__Figure record listings__:
-----

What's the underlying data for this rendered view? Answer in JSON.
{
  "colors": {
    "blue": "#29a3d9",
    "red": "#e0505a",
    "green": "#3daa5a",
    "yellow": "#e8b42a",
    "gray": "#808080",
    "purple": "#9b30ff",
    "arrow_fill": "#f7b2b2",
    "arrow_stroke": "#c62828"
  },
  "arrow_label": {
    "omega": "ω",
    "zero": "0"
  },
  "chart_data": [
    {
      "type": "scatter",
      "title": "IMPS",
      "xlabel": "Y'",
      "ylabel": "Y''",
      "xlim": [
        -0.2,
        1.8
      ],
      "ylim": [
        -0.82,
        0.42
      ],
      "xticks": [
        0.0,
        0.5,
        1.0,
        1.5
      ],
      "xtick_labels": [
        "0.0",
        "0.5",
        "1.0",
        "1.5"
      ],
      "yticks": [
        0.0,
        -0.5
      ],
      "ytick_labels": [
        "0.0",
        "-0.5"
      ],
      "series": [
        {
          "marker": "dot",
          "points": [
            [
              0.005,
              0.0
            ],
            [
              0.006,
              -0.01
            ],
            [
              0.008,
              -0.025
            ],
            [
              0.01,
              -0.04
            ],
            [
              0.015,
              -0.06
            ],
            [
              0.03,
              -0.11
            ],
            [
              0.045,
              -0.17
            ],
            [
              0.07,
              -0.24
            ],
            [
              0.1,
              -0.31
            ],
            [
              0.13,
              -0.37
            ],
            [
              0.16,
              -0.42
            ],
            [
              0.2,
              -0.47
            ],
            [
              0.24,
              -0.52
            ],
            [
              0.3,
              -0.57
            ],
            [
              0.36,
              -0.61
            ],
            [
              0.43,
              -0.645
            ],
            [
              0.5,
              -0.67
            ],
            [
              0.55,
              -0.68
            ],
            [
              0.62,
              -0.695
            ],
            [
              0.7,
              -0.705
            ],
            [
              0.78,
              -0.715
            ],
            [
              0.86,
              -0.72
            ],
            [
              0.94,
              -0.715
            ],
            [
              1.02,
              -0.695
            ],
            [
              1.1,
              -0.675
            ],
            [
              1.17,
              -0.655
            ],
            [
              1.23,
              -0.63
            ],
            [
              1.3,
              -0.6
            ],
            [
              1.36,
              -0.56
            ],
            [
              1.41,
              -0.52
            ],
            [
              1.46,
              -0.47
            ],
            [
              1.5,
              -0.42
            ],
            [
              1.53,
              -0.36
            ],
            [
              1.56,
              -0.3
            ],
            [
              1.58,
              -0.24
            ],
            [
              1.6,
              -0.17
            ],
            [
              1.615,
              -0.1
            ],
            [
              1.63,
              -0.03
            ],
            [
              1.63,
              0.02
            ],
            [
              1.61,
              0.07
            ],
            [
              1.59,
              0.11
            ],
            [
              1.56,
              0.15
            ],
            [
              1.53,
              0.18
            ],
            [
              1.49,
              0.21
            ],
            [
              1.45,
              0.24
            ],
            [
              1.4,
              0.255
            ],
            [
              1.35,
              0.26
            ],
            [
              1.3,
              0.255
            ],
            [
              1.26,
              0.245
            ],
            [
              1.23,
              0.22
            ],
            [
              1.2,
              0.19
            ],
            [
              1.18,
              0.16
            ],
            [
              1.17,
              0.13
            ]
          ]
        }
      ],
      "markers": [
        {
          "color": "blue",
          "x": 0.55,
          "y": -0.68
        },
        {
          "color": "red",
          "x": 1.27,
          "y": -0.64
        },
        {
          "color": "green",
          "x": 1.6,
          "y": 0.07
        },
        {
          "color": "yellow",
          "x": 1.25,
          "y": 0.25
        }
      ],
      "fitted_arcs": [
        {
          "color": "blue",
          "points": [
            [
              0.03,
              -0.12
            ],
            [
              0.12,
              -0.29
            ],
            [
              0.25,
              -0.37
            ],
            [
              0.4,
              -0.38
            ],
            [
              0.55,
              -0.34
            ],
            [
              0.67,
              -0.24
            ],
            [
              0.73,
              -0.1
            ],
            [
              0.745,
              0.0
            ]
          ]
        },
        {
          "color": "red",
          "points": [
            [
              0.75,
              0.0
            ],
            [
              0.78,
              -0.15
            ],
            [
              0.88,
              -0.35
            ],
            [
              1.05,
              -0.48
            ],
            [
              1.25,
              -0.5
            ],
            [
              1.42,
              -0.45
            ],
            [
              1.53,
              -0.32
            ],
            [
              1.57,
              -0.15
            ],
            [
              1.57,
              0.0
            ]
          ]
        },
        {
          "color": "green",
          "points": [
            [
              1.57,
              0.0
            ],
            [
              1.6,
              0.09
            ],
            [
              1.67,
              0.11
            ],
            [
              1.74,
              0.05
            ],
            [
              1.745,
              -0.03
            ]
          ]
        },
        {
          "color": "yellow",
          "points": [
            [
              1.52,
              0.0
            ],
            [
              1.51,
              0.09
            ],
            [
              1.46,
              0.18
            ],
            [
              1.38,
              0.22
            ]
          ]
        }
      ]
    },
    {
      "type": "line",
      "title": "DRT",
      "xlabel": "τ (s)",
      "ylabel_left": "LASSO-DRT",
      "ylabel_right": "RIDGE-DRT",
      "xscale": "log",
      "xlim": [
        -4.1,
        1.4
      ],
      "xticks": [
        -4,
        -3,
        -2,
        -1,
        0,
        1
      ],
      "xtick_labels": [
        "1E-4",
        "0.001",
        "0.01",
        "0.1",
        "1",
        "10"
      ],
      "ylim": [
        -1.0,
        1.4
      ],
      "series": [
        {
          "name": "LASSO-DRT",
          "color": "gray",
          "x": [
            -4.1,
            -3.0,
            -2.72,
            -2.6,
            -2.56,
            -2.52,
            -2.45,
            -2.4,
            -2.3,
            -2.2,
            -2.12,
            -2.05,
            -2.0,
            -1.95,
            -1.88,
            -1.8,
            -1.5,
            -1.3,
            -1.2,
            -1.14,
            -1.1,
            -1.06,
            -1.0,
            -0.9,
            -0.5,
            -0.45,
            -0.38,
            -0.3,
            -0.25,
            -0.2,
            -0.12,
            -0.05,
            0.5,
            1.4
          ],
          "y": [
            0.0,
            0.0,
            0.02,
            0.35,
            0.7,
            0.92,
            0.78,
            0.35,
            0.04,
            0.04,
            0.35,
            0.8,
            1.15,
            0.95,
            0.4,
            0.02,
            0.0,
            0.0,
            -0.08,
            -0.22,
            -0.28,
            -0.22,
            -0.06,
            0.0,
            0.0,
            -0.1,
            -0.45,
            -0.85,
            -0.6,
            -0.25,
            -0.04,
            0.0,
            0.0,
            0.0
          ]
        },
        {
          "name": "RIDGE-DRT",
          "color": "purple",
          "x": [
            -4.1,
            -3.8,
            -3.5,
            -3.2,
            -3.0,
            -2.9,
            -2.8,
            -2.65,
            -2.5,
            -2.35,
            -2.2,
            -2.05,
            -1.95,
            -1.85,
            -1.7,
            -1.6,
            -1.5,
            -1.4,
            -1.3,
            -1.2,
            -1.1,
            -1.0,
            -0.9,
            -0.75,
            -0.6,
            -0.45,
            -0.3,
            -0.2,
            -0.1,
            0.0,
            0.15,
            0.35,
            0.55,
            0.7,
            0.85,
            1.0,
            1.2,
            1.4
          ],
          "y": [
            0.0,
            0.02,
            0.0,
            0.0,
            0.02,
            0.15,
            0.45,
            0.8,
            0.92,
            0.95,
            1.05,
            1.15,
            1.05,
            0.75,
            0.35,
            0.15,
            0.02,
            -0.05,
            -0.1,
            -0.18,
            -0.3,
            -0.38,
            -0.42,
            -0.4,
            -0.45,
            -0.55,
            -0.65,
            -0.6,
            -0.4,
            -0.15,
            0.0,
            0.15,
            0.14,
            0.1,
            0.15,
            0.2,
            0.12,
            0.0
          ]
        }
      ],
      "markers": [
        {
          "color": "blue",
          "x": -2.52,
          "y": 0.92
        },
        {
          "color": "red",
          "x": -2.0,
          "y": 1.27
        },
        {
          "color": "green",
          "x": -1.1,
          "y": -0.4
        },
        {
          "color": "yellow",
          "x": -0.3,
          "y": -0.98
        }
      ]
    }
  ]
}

-----

__Instruction__:
Looking at the records above, count the lines where the word "LASSO" appears. State only the number.

__Reply to the task__:
2